GIVEN DATA:
**********

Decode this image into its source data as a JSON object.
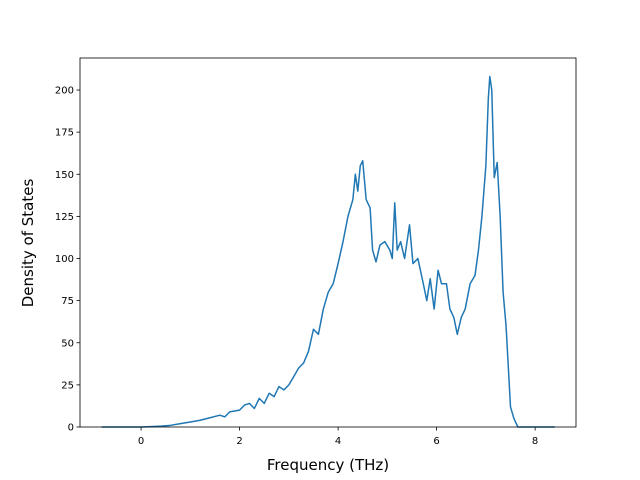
{
  "chart_data": {
    "type": "line",
    "x_label": "Frequency (THz)",
    "y_label": "Density of States",
    "x": [
      -0.8,
      -0.4,
      0.0,
      0.2,
      0.4,
      0.6,
      0.8,
      1.0,
      1.2,
      1.4,
      1.6,
      1.7,
      1.8,
      2.0,
      2.1,
      2.2,
      2.3,
      2.4,
      2.5,
      2.6,
      2.7,
      2.8,
      2.9,
      3.0,
      3.1,
      3.2,
      3.3,
      3.4,
      3.5,
      3.6,
      3.7,
      3.8,
      3.9,
      4.0,
      4.1,
      4.2,
      4.3,
      4.35,
      4.4,
      4.45,
      4.5,
      4.57,
      4.65,
      4.7,
      4.77,
      4.85,
      4.95,
      5.05,
      5.1,
      5.15,
      5.2,
      5.27,
      5.35,
      5.45,
      5.52,
      5.62,
      5.73,
      5.8,
      5.87,
      5.95,
      6.03,
      6.1,
      6.2,
      6.27,
      6.35,
      6.42,
      6.5,
      6.58,
      6.68,
      6.78,
      6.85,
      6.92,
      7.0,
      7.05,
      7.08,
      7.12,
      7.17,
      7.23,
      7.29,
      7.35,
      7.41,
      7.5,
      7.57,
      7.65,
      8.0,
      8.4
    ],
    "series": [
      {
        "color": "#1f77b4",
        "values": [
          0,
          0,
          0,
          0.2,
          0.5,
          1,
          2,
          3,
          4,
          5.5,
          7,
          6,
          9,
          10,
          13,
          14,
          11,
          17,
          14,
          20,
          18,
          24,
          22,
          25,
          30,
          35,
          38,
          45,
          58,
          55,
          70,
          80,
          85,
          97,
          110,
          125,
          135,
          150,
          140,
          155,
          158,
          135,
          130,
          105,
          98,
          108,
          110,
          105,
          100,
          133,
          105,
          110,
          100,
          120,
          97,
          100,
          85,
          75,
          88,
          70,
          93,
          85,
          85,
          70,
          65,
          55,
          65,
          70,
          85,
          90,
          105,
          125,
          155,
          195,
          208,
          200,
          148,
          157,
          125,
          80,
          60,
          12,
          5,
          0,
          0,
          0
        ]
      }
    ],
    "xlim": [
      -1.24,
      8.83
    ],
    "xticks": [
      0,
      2,
      4,
      6,
      8
    ],
    "ylim": [
      0,
      219
    ],
    "yticks": [
      0,
      25,
      50,
      75,
      100,
      125,
      150,
      175,
      200
    ],
    "grid": false
  }
}
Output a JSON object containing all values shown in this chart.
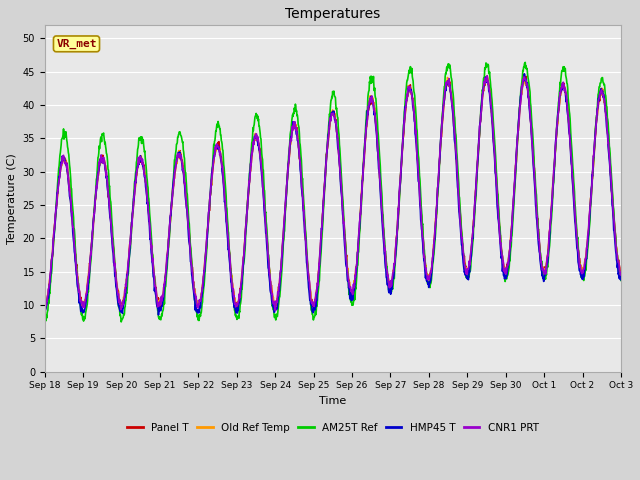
{
  "title": "Temperatures",
  "xlabel": "Time",
  "ylabel": "Temperature (C)",
  "ylim": [
    0,
    52
  ],
  "yticks": [
    0,
    5,
    10,
    15,
    20,
    25,
    30,
    35,
    40,
    45,
    50
  ],
  "series": [
    "Panel T",
    "Old Ref Temp",
    "AM25T Ref",
    "HMP45 T",
    "CNR1 PRT"
  ],
  "colors": [
    "#cc0000",
    "#ff9900",
    "#00cc00",
    "#0000cc",
    "#9900cc"
  ],
  "annotation_text": "VR_met",
  "x_tick_labels": [
    "Sep 18",
    "Sep 19",
    "Sep 20",
    "Sep 21",
    "Sep 22",
    "Sep 23",
    "Sep 24",
    "Sep 25",
    "Sep 26",
    "Sep 27",
    "Sep 28",
    "Sep 29",
    "Sep 30",
    "Oct 1",
    "Oct 2",
    "Oct 3"
  ],
  "linewidth": 1.2,
  "fig_width": 6.4,
  "fig_height": 4.8,
  "dpi": 100
}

**********

OBJECTIVE: Find the lines with the string "this" and reproduce them.

TASK RESPONSE:
Decode this image into its source data as a JSON object.
Output a JSON object containing all values shown in this chart.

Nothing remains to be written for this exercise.